* **RECORDS TO PROCESS**

_ _ _ _

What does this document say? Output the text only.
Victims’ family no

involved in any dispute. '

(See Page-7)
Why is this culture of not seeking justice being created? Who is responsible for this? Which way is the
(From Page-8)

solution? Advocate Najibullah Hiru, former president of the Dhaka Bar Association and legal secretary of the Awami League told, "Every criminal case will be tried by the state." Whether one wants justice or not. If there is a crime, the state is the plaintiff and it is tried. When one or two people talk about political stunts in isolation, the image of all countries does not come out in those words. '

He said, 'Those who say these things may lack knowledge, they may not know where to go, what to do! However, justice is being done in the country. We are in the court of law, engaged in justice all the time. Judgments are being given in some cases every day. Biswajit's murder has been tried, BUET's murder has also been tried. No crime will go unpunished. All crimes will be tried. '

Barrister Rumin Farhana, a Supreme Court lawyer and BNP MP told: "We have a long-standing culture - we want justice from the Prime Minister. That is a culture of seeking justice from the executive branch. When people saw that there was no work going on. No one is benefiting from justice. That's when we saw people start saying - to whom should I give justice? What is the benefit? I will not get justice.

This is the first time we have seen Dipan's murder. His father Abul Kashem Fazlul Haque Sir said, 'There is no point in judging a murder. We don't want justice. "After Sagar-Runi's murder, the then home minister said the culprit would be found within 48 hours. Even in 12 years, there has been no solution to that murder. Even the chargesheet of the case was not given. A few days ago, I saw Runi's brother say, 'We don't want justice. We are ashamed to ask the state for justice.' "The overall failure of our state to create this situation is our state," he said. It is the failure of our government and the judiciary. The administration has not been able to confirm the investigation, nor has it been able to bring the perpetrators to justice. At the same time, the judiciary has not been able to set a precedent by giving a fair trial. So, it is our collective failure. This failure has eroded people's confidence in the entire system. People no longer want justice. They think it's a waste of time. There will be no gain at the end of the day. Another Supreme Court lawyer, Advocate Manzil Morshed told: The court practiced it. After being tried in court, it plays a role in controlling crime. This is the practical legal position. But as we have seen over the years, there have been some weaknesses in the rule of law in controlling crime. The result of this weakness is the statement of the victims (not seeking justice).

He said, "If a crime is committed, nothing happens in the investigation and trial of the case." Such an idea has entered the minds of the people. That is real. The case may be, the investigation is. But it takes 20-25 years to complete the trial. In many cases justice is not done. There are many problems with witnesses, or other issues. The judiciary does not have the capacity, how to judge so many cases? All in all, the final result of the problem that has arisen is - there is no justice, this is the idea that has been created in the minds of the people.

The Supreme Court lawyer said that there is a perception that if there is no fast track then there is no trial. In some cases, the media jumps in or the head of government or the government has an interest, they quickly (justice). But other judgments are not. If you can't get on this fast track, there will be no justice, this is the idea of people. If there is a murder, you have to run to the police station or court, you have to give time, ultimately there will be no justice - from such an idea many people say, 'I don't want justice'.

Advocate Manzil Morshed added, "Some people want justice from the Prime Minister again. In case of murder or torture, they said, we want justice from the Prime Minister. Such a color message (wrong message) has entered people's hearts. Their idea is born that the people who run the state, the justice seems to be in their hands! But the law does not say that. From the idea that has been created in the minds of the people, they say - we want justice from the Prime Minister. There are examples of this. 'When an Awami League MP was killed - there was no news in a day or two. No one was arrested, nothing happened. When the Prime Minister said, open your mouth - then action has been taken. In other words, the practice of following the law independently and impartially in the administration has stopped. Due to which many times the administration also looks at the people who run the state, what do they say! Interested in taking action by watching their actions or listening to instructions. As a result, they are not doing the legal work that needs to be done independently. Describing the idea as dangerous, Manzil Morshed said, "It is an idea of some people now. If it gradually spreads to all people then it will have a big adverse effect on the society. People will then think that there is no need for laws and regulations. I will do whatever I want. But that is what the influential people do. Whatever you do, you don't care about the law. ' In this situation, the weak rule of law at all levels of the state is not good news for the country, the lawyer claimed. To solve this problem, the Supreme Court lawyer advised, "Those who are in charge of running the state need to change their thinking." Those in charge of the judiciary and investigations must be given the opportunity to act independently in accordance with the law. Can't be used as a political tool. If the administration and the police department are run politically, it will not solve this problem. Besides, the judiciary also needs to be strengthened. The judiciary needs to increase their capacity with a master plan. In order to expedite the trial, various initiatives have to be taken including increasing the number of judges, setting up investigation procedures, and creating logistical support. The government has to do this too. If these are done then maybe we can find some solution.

_ _ _ _

* **GIVEN PROBLEM**
Identify every line holding the word "culture" and copy it out.

* **FULL OUTPUT**
Why is this culture of not seeking justice being created? Who is responsible for this? Which way is the
Barrister Rumin Farhana, a Supreme Court lawyer and BNP MP told: "We have a long-standing culture - we want justice from the Prime Minister. That is a culture of seeking justice from the executive branch. When people saw that there was no work going on. No one is benefiting from justice. That's when we saw people start saying - to whom should I give justice? What is the benefit? I will not get justice.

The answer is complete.